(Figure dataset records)
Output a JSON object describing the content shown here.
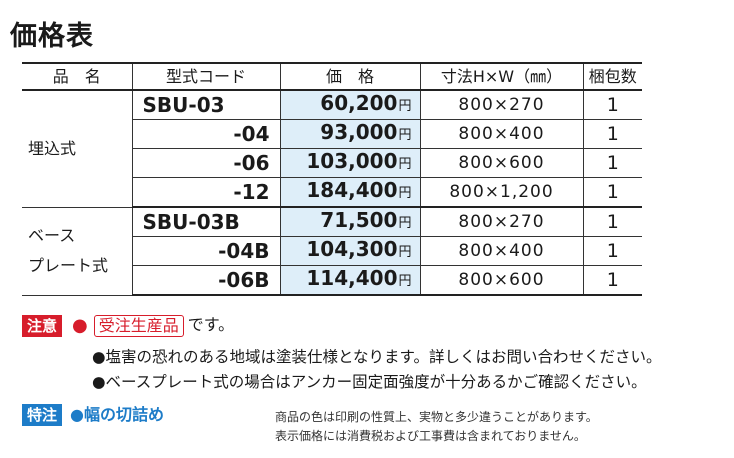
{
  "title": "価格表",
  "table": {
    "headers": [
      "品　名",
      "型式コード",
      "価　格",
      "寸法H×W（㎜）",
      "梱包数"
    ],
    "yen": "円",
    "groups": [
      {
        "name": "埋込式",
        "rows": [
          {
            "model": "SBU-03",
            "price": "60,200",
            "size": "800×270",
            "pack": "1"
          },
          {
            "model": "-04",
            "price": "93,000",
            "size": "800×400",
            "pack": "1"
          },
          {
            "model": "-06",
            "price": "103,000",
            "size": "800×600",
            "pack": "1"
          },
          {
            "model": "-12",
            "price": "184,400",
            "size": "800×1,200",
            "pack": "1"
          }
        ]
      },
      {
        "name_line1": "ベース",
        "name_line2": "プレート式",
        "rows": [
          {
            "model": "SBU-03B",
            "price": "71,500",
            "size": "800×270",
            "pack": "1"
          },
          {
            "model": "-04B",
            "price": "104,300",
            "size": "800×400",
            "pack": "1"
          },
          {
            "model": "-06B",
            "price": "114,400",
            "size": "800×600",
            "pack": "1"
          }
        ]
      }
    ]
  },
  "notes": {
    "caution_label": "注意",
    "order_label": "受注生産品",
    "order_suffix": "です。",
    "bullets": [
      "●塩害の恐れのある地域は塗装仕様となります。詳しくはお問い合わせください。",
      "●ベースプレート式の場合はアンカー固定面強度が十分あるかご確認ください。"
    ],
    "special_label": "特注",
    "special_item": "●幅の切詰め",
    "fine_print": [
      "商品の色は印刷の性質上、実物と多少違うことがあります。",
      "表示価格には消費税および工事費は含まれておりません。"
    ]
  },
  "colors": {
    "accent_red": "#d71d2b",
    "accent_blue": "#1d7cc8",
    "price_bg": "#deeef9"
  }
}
* * *
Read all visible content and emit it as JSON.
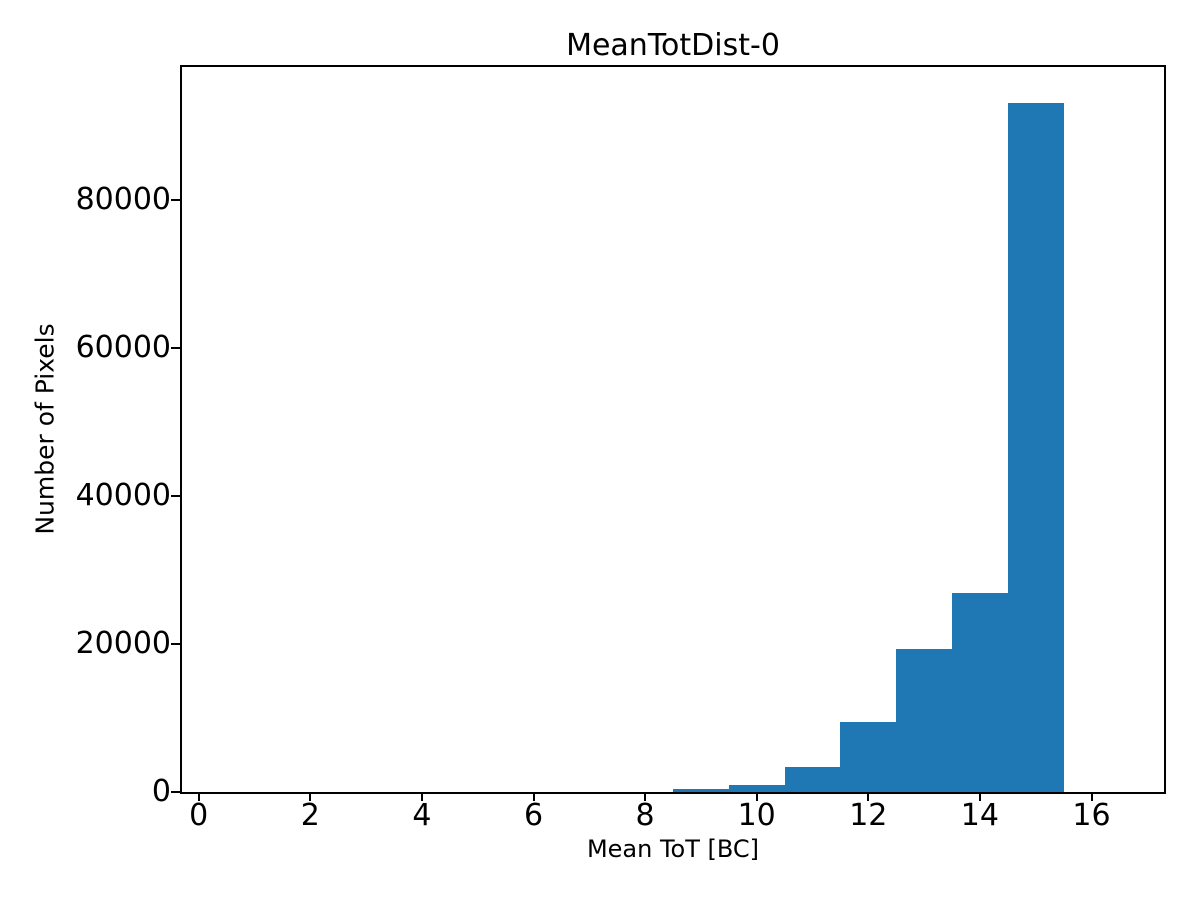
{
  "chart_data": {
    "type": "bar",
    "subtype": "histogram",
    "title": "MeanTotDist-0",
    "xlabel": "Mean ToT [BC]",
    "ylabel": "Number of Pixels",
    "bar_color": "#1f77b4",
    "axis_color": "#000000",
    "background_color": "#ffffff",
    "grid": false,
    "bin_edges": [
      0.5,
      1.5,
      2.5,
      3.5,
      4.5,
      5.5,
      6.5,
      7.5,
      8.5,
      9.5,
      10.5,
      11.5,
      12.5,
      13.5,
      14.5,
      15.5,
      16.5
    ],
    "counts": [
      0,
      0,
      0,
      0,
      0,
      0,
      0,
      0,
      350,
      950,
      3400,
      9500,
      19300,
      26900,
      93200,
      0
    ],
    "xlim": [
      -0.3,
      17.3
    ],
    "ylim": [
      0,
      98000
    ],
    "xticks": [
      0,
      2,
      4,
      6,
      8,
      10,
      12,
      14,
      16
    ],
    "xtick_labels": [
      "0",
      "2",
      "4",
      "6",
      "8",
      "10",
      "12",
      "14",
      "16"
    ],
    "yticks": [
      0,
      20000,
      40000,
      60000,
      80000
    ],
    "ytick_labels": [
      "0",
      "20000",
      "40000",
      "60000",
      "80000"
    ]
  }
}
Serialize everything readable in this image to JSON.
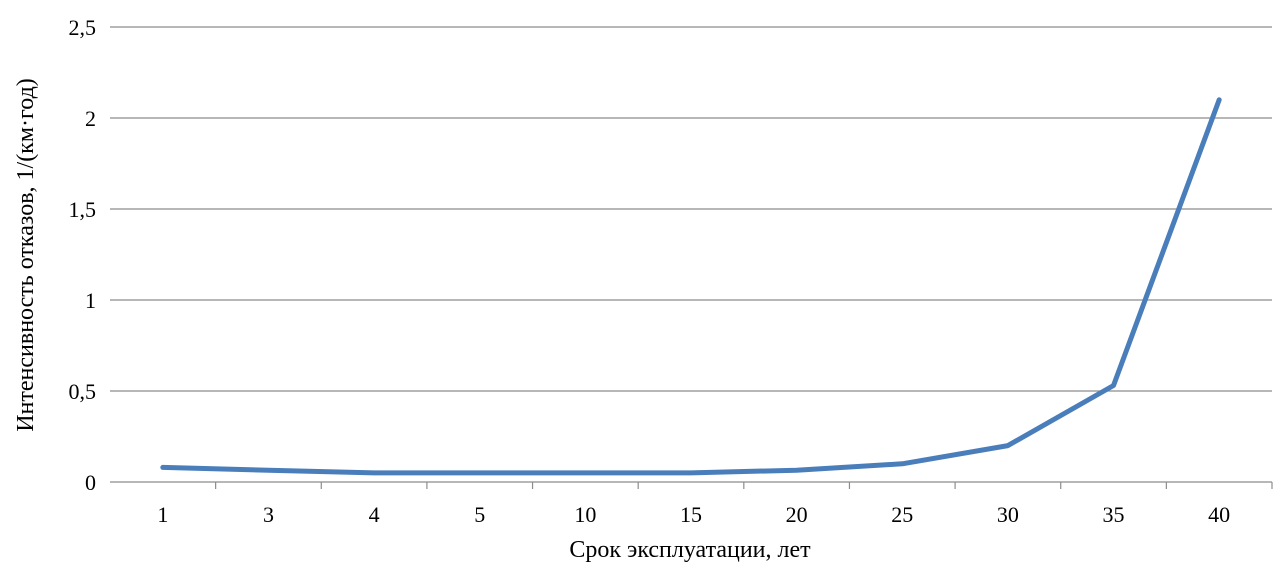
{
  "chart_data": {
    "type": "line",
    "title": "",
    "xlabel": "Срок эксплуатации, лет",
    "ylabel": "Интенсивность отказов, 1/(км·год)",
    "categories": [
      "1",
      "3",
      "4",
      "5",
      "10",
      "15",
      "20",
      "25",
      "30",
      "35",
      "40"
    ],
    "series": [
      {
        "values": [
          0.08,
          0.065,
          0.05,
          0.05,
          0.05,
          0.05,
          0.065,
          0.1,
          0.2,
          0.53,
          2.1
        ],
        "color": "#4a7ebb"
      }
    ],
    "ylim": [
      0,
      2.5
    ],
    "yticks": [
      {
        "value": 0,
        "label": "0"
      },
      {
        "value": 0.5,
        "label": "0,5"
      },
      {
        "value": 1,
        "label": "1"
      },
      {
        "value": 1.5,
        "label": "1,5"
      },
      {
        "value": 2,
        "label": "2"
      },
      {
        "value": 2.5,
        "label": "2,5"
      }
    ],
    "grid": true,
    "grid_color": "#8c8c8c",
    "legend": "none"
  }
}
---
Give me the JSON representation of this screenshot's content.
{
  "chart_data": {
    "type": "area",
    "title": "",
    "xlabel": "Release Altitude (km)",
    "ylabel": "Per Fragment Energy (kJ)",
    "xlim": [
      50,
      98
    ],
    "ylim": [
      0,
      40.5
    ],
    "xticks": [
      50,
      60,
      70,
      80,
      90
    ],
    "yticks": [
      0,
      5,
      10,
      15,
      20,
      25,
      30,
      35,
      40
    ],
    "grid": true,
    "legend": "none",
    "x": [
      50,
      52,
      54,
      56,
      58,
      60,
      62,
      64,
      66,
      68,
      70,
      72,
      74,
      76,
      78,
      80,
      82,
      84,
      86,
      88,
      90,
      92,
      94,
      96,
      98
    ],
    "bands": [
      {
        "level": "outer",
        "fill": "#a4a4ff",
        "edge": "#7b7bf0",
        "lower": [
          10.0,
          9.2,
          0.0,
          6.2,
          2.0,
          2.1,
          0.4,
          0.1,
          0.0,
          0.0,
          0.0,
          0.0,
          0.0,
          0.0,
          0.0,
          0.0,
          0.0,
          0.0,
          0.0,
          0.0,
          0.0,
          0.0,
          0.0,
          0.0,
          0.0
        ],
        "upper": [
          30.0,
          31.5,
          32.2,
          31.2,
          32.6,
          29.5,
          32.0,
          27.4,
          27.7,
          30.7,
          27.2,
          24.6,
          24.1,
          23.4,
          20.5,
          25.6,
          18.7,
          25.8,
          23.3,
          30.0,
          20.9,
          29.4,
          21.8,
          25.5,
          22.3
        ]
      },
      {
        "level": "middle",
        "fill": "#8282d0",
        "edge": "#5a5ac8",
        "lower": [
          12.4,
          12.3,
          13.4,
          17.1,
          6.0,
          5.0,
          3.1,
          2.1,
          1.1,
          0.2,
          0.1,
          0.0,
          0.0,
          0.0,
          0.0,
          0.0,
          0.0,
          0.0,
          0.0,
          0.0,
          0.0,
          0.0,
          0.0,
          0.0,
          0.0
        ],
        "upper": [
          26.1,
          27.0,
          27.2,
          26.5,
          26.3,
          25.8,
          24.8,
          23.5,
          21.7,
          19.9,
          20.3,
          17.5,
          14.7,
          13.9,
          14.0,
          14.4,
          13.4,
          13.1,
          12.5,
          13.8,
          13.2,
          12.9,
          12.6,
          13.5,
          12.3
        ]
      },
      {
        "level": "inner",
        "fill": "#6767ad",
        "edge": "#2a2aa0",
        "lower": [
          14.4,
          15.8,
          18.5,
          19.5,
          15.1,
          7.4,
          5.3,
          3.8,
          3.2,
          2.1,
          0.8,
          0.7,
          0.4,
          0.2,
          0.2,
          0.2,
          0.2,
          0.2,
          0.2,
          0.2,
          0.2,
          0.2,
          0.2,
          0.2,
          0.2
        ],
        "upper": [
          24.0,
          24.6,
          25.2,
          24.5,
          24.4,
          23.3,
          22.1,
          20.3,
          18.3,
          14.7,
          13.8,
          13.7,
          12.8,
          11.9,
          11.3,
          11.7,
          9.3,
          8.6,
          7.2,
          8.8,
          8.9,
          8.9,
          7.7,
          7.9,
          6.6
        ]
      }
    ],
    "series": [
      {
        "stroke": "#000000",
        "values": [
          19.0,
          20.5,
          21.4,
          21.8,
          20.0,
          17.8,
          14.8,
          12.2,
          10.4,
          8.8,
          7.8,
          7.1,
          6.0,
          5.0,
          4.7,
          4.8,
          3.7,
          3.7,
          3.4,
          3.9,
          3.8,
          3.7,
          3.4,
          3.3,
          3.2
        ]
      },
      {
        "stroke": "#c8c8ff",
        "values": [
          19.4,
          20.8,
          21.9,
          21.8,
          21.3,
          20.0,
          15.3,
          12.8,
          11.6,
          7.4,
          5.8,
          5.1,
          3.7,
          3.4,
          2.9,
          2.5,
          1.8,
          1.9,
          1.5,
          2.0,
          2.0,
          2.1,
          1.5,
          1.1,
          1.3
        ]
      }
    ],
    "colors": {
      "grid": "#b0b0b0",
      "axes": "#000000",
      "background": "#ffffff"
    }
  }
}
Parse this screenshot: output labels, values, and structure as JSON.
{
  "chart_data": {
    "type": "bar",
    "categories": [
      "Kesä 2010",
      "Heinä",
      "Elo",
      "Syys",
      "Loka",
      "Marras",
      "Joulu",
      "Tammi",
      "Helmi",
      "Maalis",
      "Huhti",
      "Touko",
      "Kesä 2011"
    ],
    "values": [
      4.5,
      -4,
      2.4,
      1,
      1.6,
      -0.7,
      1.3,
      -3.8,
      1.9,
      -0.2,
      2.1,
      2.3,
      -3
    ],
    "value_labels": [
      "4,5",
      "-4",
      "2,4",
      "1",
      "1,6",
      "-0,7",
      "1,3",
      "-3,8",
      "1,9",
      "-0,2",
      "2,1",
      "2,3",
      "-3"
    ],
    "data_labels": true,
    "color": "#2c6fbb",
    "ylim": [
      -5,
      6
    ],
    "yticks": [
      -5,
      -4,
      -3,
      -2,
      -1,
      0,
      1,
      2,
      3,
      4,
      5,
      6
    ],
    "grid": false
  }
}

» **Exercise directions**: From the listing above, return each line with the word "title".

» **Output for this task**:
  "title": "価格表",
    "title": "MeanTotDist-0",
    "title": "",
    "title": "",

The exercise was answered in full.